Records for the task =
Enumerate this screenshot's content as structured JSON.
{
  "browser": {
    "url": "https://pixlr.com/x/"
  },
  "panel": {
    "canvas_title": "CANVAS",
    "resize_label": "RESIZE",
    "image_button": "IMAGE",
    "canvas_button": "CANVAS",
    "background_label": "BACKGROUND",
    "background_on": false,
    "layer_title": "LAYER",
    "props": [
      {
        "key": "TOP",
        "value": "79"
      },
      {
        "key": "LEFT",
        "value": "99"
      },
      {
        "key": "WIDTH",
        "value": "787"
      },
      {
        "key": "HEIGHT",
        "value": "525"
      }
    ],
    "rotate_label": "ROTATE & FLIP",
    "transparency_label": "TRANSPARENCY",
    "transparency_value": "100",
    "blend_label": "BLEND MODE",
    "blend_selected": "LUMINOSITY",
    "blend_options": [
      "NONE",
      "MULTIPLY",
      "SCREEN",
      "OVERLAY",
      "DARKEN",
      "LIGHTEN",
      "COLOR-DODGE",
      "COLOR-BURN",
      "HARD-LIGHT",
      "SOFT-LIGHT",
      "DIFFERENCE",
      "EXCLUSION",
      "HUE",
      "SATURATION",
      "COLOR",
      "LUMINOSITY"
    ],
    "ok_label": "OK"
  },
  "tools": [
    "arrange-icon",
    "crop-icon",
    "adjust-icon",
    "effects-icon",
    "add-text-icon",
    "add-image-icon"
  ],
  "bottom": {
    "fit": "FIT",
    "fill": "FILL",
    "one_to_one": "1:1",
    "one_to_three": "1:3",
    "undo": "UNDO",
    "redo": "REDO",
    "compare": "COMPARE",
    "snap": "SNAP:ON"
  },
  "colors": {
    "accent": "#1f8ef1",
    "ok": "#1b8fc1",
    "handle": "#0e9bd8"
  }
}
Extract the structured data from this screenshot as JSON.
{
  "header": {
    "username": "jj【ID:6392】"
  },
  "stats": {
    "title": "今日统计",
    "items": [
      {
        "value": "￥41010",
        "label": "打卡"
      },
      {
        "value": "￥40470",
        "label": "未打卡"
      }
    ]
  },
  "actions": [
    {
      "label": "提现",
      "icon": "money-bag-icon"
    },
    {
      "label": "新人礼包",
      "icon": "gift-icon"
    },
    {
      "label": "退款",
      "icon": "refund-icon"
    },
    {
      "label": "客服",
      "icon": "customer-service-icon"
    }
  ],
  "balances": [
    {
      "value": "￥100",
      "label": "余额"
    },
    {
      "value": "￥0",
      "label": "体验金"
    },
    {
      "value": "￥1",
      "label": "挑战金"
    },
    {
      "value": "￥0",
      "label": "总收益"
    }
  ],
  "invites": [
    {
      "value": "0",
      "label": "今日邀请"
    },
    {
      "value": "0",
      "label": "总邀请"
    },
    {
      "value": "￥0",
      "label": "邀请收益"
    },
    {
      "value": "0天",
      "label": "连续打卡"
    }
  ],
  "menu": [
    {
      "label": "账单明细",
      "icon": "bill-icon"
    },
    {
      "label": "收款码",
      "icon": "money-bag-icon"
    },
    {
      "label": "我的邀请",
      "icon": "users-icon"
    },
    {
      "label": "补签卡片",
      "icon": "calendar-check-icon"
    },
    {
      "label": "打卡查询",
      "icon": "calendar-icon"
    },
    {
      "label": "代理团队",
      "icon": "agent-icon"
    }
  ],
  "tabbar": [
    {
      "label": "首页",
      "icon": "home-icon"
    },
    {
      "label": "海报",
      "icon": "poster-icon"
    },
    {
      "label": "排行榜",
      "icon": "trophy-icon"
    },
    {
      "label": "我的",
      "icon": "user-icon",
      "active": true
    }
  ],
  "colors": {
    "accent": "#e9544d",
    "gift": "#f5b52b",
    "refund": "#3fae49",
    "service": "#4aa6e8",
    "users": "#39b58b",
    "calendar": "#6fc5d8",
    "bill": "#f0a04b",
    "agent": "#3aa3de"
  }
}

Problem description =
Copy out each line of the data where the string "CANVAS" appears.

Written reply =
    "canvas_title": "CANVAS",
    "canvas_button": "CANVAS",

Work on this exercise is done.